### [Material]
==============================

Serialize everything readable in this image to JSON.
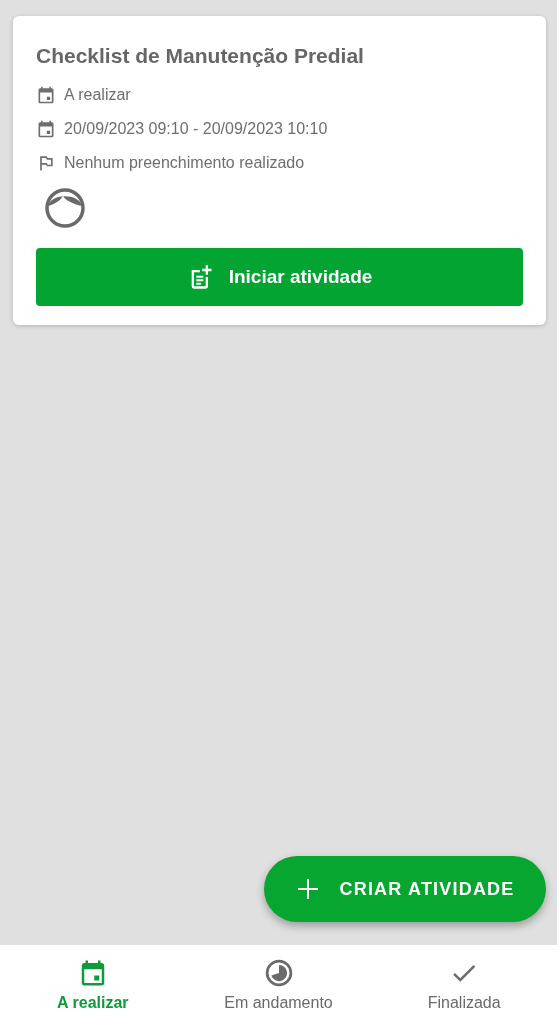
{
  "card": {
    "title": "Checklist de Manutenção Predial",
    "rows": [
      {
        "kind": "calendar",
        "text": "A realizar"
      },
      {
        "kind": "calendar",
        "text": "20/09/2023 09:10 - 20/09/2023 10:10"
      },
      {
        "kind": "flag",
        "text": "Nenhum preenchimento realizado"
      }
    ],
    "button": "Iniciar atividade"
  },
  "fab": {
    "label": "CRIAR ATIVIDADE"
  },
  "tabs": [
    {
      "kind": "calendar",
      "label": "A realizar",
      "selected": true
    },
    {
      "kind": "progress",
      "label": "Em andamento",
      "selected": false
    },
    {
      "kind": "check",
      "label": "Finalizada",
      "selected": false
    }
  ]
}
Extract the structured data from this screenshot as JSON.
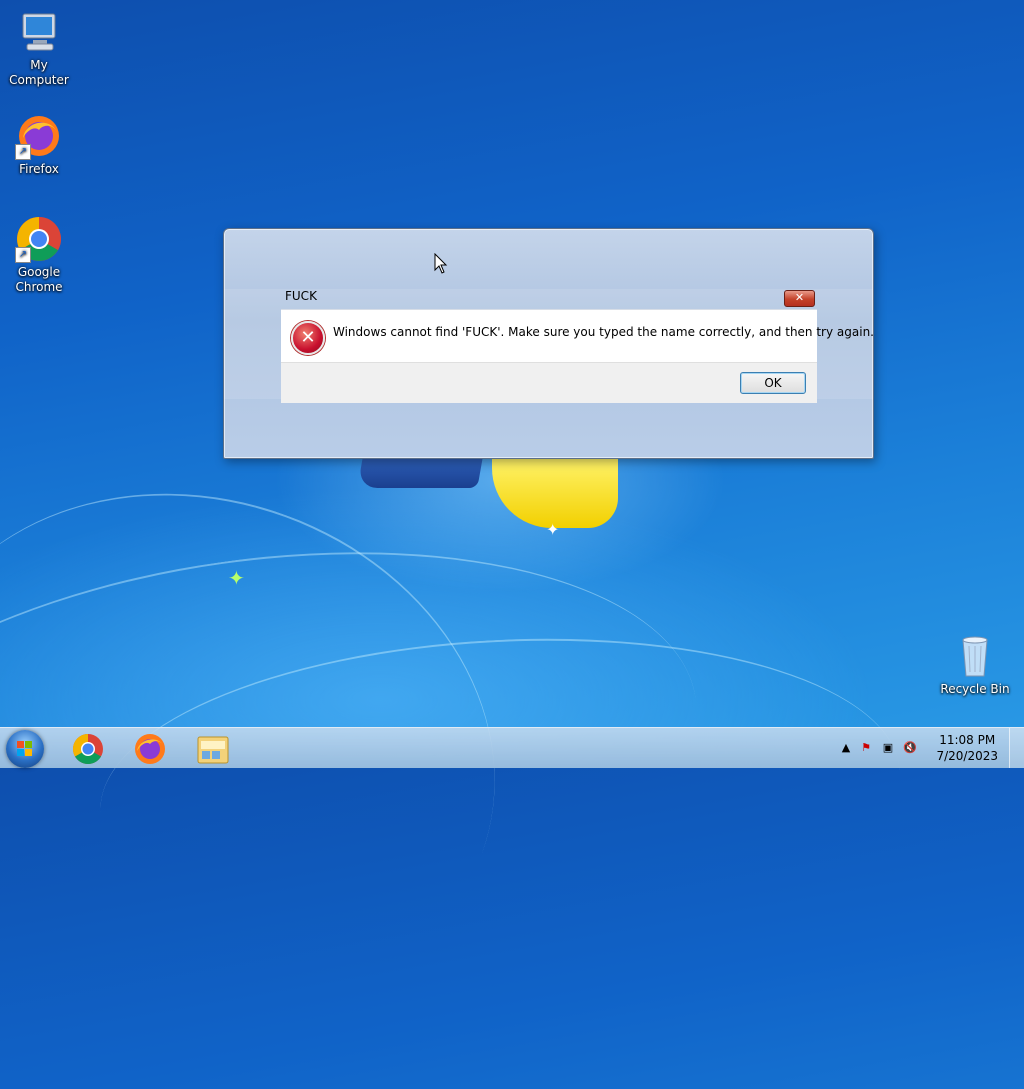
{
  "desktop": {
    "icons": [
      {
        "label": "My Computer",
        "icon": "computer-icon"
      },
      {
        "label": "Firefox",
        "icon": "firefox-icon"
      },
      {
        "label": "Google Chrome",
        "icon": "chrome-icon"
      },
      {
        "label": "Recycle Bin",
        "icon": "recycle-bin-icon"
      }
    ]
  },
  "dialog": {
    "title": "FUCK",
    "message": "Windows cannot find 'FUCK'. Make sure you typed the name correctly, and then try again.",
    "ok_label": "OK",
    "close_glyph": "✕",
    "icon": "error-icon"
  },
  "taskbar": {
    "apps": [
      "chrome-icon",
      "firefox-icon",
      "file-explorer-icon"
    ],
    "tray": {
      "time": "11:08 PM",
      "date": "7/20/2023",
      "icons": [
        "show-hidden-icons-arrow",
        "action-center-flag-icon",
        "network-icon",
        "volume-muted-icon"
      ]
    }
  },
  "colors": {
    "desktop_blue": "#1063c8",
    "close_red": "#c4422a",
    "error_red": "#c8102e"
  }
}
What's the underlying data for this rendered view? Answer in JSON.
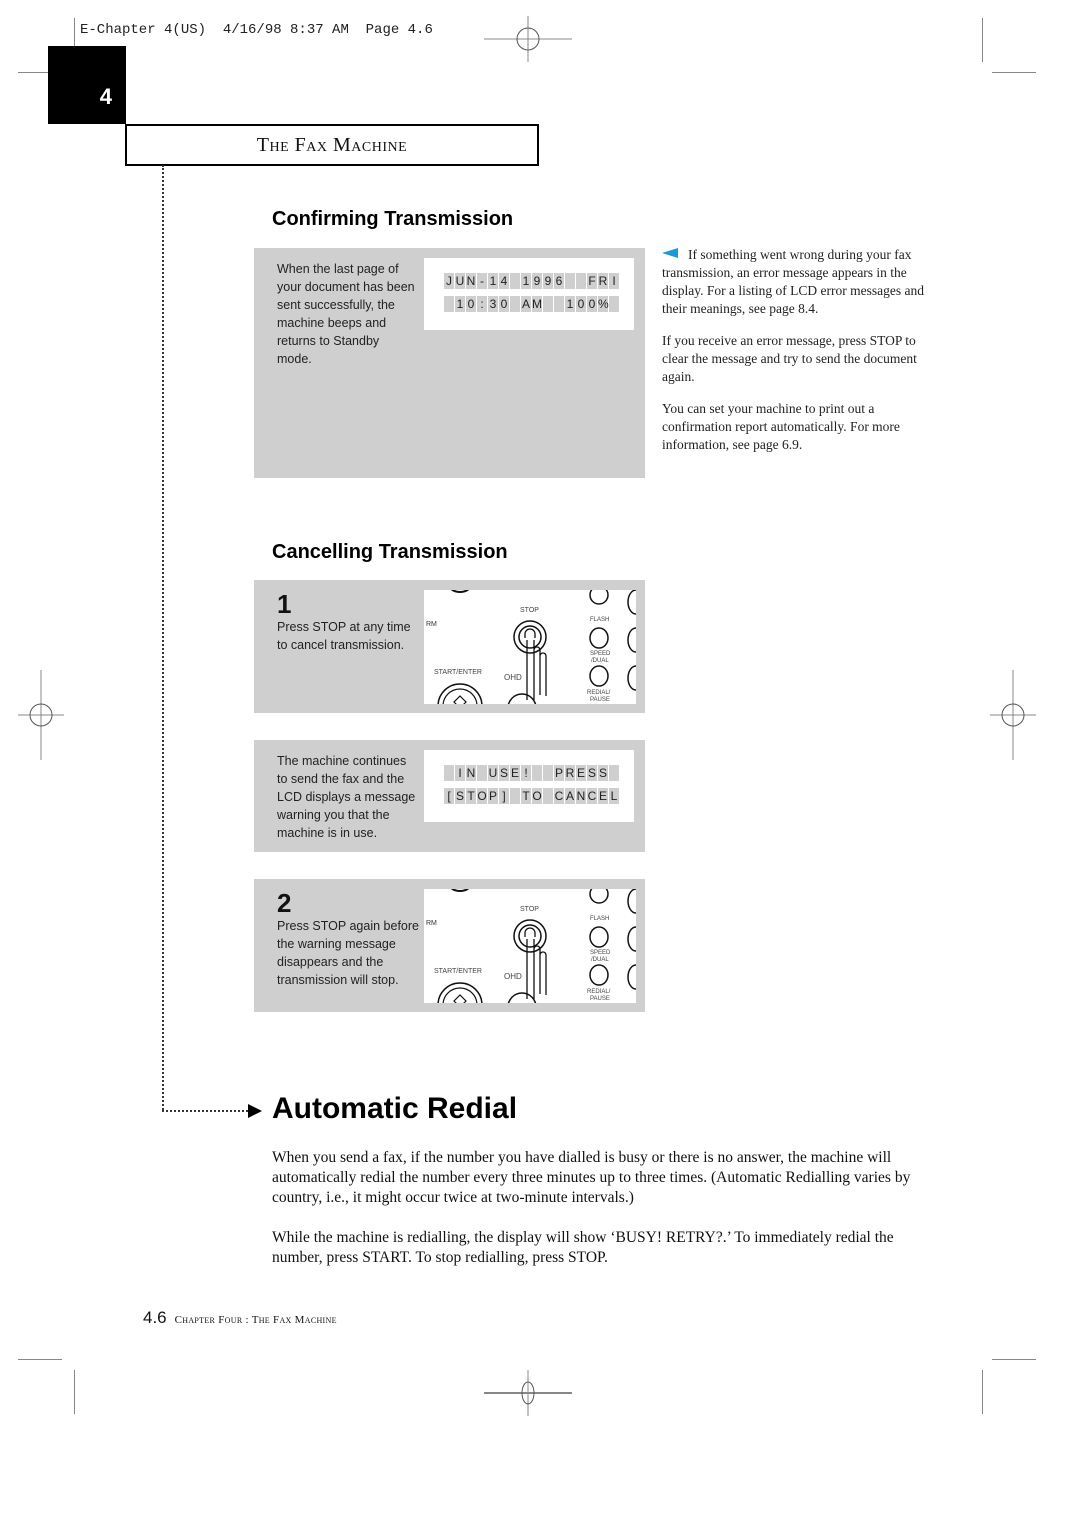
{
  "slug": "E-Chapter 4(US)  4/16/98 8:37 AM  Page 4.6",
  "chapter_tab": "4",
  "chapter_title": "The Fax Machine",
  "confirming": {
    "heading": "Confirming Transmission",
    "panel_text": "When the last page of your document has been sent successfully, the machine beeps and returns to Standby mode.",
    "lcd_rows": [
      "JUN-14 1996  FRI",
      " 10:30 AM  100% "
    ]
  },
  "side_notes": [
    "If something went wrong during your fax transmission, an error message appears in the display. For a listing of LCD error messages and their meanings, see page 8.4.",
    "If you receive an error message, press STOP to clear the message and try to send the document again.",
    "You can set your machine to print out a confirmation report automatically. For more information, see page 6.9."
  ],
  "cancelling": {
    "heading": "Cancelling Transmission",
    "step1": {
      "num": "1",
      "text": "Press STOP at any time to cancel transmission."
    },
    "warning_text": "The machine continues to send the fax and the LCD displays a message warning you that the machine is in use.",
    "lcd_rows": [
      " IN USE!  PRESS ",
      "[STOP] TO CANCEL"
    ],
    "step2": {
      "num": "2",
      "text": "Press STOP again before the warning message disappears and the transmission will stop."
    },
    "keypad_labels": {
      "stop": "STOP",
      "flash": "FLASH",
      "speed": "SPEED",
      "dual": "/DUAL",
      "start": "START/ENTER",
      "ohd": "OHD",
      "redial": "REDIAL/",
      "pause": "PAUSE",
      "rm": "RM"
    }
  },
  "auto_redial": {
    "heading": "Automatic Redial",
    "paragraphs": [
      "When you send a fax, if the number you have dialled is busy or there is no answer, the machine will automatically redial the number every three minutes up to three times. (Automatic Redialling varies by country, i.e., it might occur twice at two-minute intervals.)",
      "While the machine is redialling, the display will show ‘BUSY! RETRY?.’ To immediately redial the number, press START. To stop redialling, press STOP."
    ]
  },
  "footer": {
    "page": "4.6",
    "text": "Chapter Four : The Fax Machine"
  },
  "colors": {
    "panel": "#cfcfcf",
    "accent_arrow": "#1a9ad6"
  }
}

==============================

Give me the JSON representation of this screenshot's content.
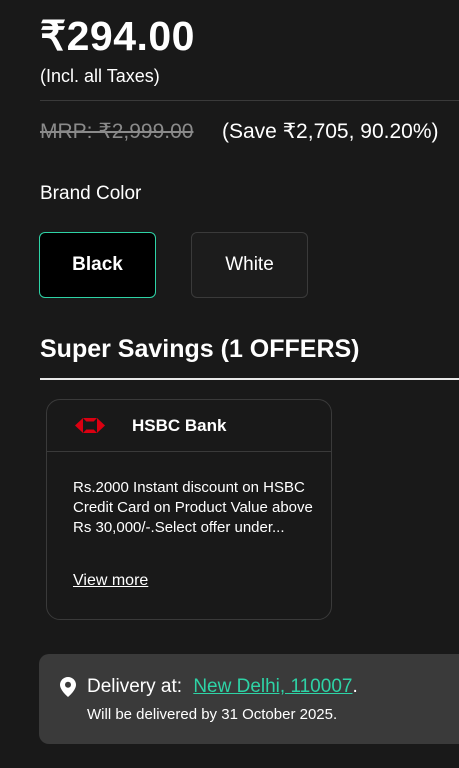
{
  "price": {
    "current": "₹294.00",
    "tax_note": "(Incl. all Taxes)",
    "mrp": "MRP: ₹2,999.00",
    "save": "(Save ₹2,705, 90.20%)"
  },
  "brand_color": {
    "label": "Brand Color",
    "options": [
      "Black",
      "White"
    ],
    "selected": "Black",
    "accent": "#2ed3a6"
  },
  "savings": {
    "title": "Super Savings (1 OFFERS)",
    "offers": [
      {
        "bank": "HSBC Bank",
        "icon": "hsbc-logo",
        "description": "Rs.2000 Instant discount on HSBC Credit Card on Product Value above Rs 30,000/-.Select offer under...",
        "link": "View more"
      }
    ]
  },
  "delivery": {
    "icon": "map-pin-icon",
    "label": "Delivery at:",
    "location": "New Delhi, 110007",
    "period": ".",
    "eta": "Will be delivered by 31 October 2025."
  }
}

==============================

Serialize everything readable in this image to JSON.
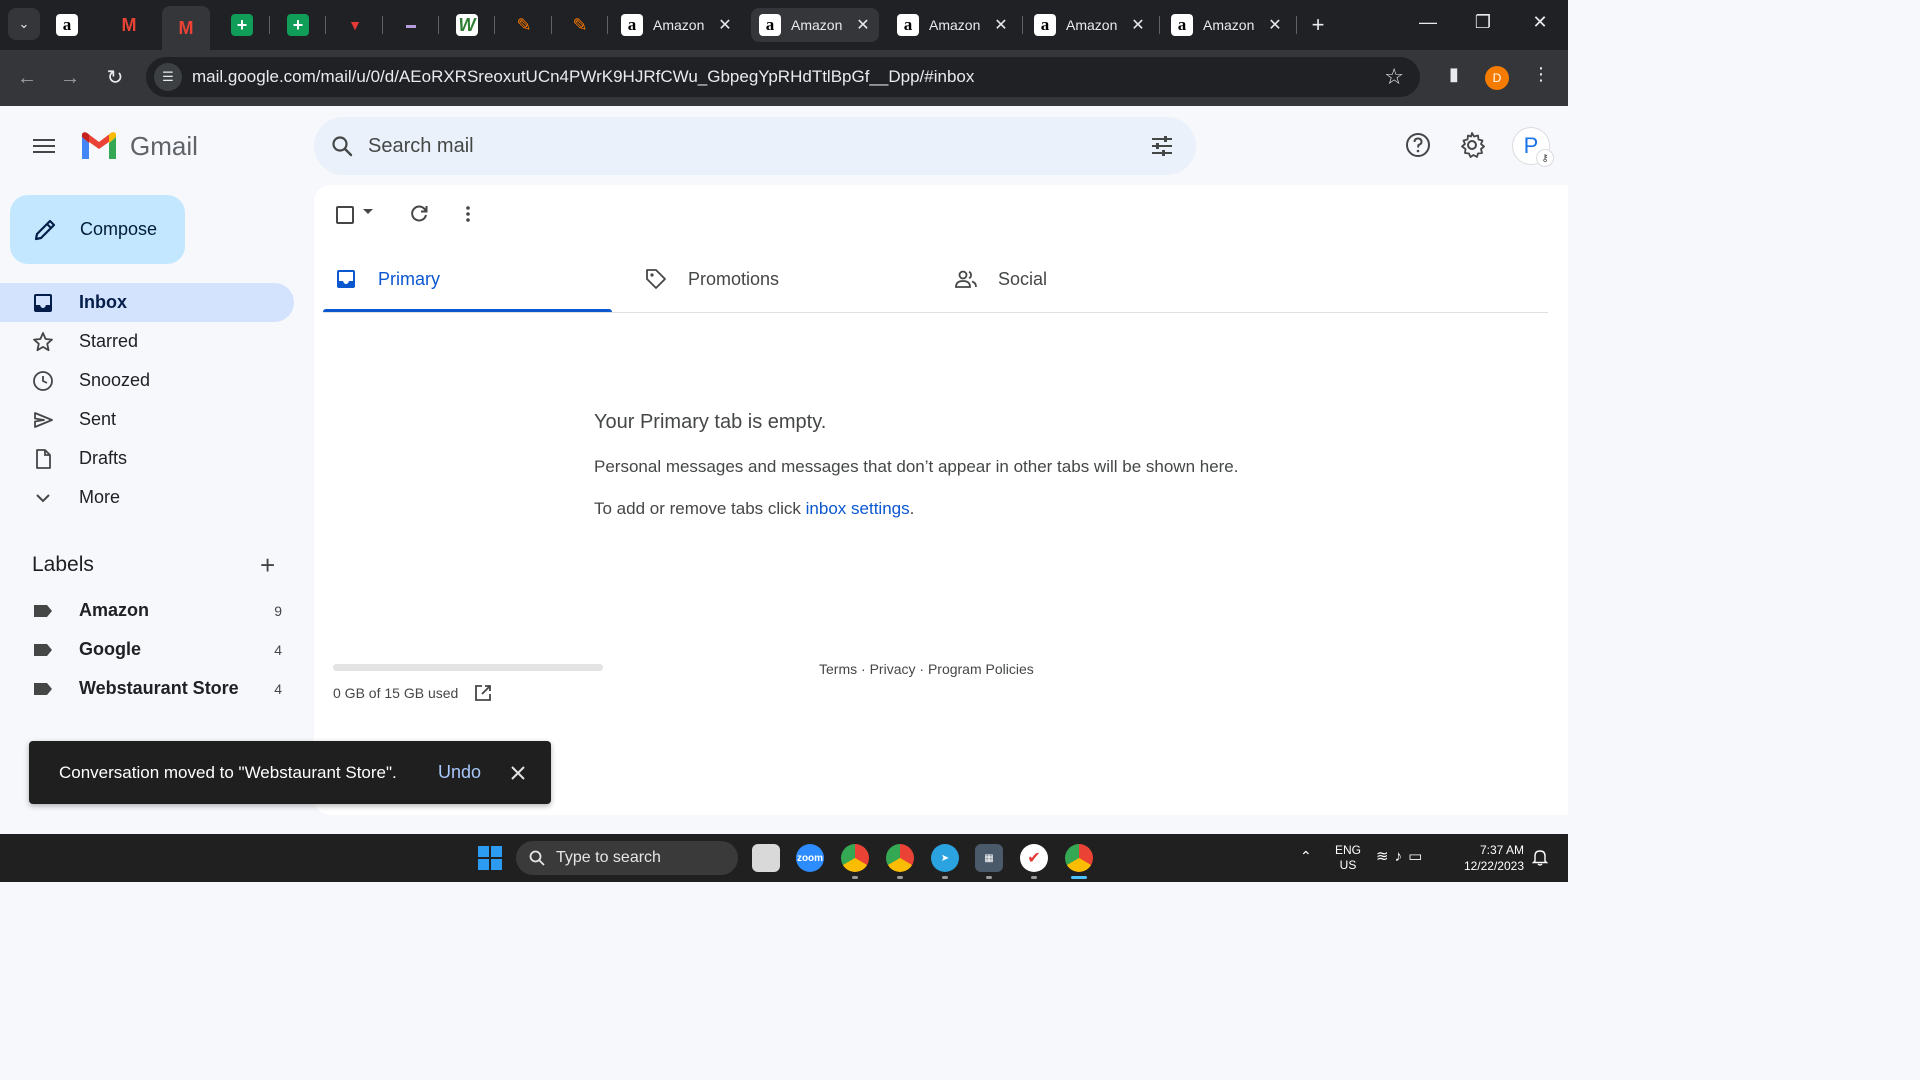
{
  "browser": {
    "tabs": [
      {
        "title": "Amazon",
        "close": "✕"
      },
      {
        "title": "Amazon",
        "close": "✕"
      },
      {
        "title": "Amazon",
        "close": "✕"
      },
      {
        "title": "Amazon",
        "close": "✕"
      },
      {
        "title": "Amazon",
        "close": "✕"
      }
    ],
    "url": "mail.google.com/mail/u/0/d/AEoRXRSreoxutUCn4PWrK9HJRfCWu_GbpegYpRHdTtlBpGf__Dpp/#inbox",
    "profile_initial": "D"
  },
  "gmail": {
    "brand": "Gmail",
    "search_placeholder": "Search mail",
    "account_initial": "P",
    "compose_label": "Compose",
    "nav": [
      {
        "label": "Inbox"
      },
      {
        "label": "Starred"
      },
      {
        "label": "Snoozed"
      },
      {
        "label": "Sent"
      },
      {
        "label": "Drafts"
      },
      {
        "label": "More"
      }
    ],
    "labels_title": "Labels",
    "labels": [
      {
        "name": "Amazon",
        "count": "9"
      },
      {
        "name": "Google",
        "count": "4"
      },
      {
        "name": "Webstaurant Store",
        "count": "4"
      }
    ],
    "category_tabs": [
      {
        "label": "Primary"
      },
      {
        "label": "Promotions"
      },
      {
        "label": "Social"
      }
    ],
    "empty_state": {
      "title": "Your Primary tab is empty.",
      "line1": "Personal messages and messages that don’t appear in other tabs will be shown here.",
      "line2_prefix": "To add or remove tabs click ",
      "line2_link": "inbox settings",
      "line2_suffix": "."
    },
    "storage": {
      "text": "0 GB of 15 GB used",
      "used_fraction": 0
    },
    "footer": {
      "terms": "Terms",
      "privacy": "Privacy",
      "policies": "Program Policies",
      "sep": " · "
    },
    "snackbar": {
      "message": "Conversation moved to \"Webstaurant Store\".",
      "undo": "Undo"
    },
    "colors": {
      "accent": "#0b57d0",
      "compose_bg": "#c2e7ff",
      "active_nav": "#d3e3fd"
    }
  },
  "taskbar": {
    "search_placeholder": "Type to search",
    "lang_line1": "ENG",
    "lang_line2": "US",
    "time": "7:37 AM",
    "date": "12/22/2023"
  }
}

==============================

### [Written instruction]
Search the preceding listing for "send" and extract every line where it is found.

### [Written solution]
    "If you receive an error message, press STOP to clear the message and try to send the document again.",
    "warning_text": "The machine continues to send the fax and the LCD displays a message warning you that the machine is in use.",
      "When you send a fax, if the number you have dialled is busy or there is no answer, the machine will automatically redial the number every three minutes up to three times. (Automatic Redialling varies by country, i.e., it might occur twice at two-minute intervals.)",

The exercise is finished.